**TEXT BLOCK**

Noisy GPU workunits

Message boards : Number crunching : Noisy GPU workunits
Message board moderation

To post messages, you must log in.

AuthorMessage
Stuart Gibson

Send message
Joined: 28 May 99
Posts: 31
Credit: 12,112,497
RAC: 0
United Kingdom
Message 923580 - Posted: 4 Aug 2009, 14:40:18 UTC

Anybody else having this problem ?

Here's an example:
http://setiathome.berkeley.edu/result.php?resultid=1325282691

They are all reporting: -9 result_overflow

These WUs complete in 1 second (on average) and I have had hundreds upon hundreds of these in the last couple of days, to the extent that my GPU is idle most of the time because I have exceeded my daily quota.

I have 22 AP workunits and about 100 MB left to process on my quad, but I cant get any more work becuase of these ultra short GPU multibeams.

Element position data

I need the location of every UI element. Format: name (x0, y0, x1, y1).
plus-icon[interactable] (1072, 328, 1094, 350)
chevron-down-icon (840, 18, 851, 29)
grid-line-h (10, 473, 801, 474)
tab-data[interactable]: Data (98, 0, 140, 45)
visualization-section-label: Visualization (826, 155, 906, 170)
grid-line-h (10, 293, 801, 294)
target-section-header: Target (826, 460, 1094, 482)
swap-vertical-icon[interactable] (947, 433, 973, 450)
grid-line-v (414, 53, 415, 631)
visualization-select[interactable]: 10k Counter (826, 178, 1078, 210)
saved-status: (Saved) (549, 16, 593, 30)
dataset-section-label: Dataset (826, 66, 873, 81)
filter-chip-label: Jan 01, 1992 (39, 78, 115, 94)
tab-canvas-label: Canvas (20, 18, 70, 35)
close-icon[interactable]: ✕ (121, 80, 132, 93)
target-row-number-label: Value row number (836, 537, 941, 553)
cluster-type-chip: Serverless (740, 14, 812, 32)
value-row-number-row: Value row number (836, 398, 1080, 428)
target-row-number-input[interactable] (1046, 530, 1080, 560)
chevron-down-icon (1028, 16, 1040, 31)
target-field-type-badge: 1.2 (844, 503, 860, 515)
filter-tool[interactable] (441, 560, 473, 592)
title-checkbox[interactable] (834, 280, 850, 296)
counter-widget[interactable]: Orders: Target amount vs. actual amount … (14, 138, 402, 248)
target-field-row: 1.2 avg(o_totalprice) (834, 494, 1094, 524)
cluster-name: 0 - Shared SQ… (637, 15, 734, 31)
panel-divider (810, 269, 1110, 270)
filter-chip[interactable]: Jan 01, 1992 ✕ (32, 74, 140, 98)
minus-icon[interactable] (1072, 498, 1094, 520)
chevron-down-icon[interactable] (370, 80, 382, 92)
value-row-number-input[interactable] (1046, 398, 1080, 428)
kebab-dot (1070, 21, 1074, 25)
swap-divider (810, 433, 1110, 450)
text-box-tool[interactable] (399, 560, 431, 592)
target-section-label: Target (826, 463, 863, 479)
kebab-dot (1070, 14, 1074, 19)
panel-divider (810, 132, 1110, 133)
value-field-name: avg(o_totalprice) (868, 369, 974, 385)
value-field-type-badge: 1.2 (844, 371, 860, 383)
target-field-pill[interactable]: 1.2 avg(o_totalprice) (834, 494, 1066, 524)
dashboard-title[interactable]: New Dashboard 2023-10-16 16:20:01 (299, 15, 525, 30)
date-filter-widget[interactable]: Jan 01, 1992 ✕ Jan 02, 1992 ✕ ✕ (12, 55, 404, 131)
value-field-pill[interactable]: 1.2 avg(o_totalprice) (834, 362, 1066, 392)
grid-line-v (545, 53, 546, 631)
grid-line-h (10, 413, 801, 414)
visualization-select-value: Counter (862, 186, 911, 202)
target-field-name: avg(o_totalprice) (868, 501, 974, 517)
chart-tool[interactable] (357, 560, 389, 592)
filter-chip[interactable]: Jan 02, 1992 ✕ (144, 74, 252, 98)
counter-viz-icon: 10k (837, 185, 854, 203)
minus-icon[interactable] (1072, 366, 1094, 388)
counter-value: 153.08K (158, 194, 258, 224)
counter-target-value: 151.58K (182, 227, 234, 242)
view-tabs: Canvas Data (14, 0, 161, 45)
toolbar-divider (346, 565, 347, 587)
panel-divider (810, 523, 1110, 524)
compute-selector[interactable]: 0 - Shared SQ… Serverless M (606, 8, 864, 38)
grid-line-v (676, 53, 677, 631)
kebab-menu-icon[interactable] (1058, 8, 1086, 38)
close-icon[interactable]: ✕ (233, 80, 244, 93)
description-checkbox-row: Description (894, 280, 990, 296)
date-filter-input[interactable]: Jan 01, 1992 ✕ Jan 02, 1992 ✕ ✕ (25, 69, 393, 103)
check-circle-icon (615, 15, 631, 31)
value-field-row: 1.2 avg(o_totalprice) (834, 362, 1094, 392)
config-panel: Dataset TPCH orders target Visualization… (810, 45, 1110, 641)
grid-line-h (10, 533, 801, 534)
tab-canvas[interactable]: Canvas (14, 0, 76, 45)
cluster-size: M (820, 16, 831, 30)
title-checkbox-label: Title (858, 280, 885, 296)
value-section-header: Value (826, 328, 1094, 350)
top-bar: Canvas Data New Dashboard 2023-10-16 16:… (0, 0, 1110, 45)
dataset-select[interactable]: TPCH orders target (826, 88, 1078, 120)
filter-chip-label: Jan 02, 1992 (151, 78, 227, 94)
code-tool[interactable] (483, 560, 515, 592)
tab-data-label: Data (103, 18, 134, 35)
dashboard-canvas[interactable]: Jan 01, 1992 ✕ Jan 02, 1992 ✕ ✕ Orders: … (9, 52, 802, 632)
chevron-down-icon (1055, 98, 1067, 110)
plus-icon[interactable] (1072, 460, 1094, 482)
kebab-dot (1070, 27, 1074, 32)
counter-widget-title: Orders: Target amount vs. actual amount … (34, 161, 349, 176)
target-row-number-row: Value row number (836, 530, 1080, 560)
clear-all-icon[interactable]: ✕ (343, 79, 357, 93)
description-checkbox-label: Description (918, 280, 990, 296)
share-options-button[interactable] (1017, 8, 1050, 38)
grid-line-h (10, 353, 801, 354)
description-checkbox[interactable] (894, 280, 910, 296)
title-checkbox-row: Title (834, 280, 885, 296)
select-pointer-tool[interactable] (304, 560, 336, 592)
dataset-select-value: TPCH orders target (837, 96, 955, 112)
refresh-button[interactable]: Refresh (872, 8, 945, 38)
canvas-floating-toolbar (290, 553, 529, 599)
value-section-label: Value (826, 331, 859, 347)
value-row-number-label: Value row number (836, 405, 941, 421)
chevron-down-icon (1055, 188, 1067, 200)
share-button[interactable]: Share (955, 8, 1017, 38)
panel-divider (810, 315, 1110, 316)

**WHAT YOU SHOULD DO**
In the forum thread, what labeled fields appear in the poster's profile details, and what value is given for each?

**EXPECTED OUTPUT**
Joined: 28 May 99
Posts: 31
Credit: 12,112,497
RAC: 0